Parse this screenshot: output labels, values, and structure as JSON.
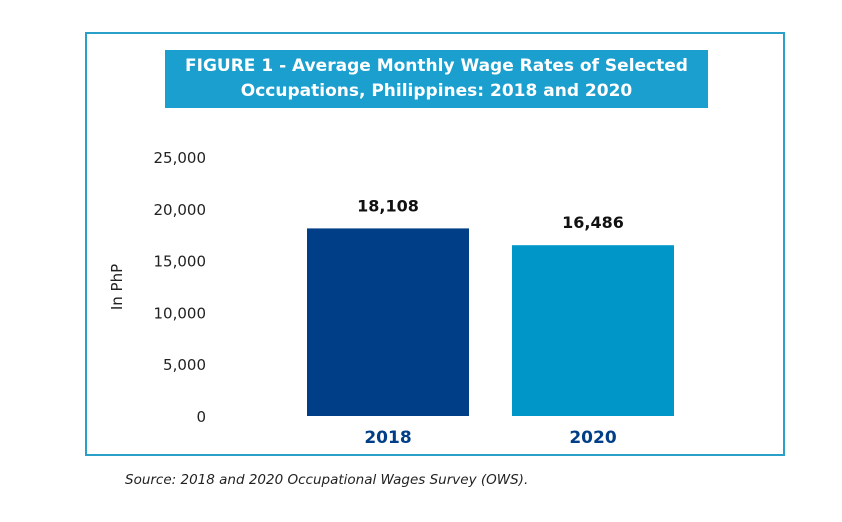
{
  "chart_data": {
    "type": "bar",
    "title_lines": [
      "FIGURE 1 - Average Monthly Wage Rates of Selected",
      "Occupations, Philippines: 2018 and 2020"
    ],
    "categories": [
      "2018",
      "2020"
    ],
    "values": [
      18108,
      16486
    ],
    "data_labels": [
      "18,108",
      "16,486"
    ],
    "ylabel": "In PhP",
    "xlabel": "",
    "ylim": [
      0,
      25000
    ],
    "yticks": [
      0,
      5000,
      10000,
      15000,
      20000,
      25000
    ],
    "ytick_labels": [
      "0",
      "5,000",
      "10,000",
      "15,000",
      "20,000",
      "25,000"
    ],
    "bar_colors": [
      "#003f87",
      "#0096c8"
    ],
    "category_label_color": "#003f87",
    "title_bg": "#1a9fcf",
    "frame_color": "#2aa0c8",
    "grid": false
  },
  "source": "Source: 2018 and 2020 Occupational Wages Survey (OWS)."
}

__________________________________________________

- TASK INSTRUCTIONS -
Go through the listing above and write it all out exactly, leaving out any picture.

- FINAL RESULT -
Parse this screenshot: output labels, values, and structure as JSON.
{
  "chart_data": {
    "type": "bar",
    "title_lines": [
      "FIGURE 1 - Average Monthly Wage Rates of Selected",
      "Occupations, Philippines: 2018 and 2020"
    ],
    "categories": [
      "2018",
      "2020"
    ],
    "values": [
      18108,
      16486
    ],
    "data_labels": [
      "18,108",
      "16,486"
    ],
    "ylabel": "In PhP",
    "xlabel": "",
    "ylim": [
      0,
      25000
    ],
    "yticks": [
      0,
      5000,
      10000,
      15000,
      20000,
      25000
    ],
    "ytick_labels": [
      "0",
      "5,000",
      "10,000",
      "15,000",
      "20,000",
      "25,000"
    ],
    "bar_colors": [
      "#003f87",
      "#0096c8"
    ],
    "category_label_color": "#003f87",
    "title_bg": "#1a9fcf",
    "frame_color": "#2aa0c8",
    "grid": false
  },
  "source": "Source: 2018 and 2020 Occupational Wages Survey (OWS)."
}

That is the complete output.